Gather, from the data below, each line in which the word "quantity" occurs.

......

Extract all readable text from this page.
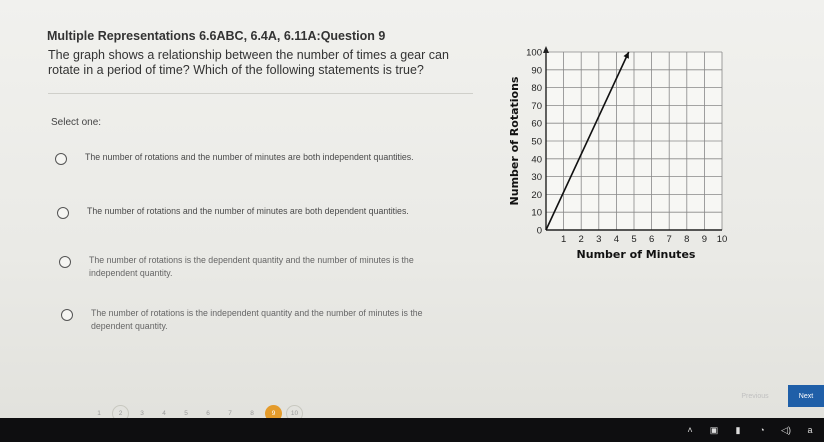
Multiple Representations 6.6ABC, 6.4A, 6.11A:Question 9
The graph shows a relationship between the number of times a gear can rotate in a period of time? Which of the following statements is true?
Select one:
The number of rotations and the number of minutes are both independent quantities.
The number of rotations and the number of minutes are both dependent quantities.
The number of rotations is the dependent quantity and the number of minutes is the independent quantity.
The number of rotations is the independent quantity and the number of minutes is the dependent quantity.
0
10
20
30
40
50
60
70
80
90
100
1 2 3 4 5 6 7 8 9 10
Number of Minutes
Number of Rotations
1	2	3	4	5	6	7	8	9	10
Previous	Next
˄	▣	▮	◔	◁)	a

......

- Solution for this exercise:
The number of rotations is the dependent quantity and the number of minutes is the independent quantity.
The number of rotations is the independent quantity and the number of minutes is the dependent quantity.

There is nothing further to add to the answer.